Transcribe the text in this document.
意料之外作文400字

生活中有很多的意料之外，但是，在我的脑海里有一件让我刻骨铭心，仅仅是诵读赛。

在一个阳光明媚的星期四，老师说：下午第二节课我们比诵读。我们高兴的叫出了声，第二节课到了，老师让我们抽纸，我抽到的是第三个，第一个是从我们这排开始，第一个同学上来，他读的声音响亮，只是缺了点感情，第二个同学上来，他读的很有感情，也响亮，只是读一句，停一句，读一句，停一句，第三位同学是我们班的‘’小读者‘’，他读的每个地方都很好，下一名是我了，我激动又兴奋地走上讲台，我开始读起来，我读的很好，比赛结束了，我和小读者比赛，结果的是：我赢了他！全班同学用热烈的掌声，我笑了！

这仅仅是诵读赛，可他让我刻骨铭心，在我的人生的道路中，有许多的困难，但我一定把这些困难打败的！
- - - -
Stated problem
Extract the data in full. Keep it word for word.

Task result
Transcribe the text in this document.
意料之外作文400字

生活中有很多的意料之外，但是，在我的脑海里有一件让我刻骨铭心，仅仅是诵读赛。

在一个阳光明媚的星期四，老师说：下午第二节课我们比诵读。我们高兴的叫出了声，第二节课到了，老师让我们抽纸，我抽到的是第三个，第一个是从我们这排开始，第一个同学上来，他读的声音响亮，只是缺了点感情，第二个同学上来，他读的很有感情，也响亮，只是读一句，停一句，读一句，停一句，第三位同学是我们班的‘’小读者‘’，他读的每个地方都很好，下一名是我了，我激动又兴奋地走上讲台，我开始读起来，我读的很好，比赛结束了，我和小读者比赛，结果的是：我赢了他！全班同学用热烈的掌声，我笑了！

这仅仅是诵读赛，可他让我刻骨铭心，在我的人生的道路中，有许多的困难，但我一定把这些困难打败的！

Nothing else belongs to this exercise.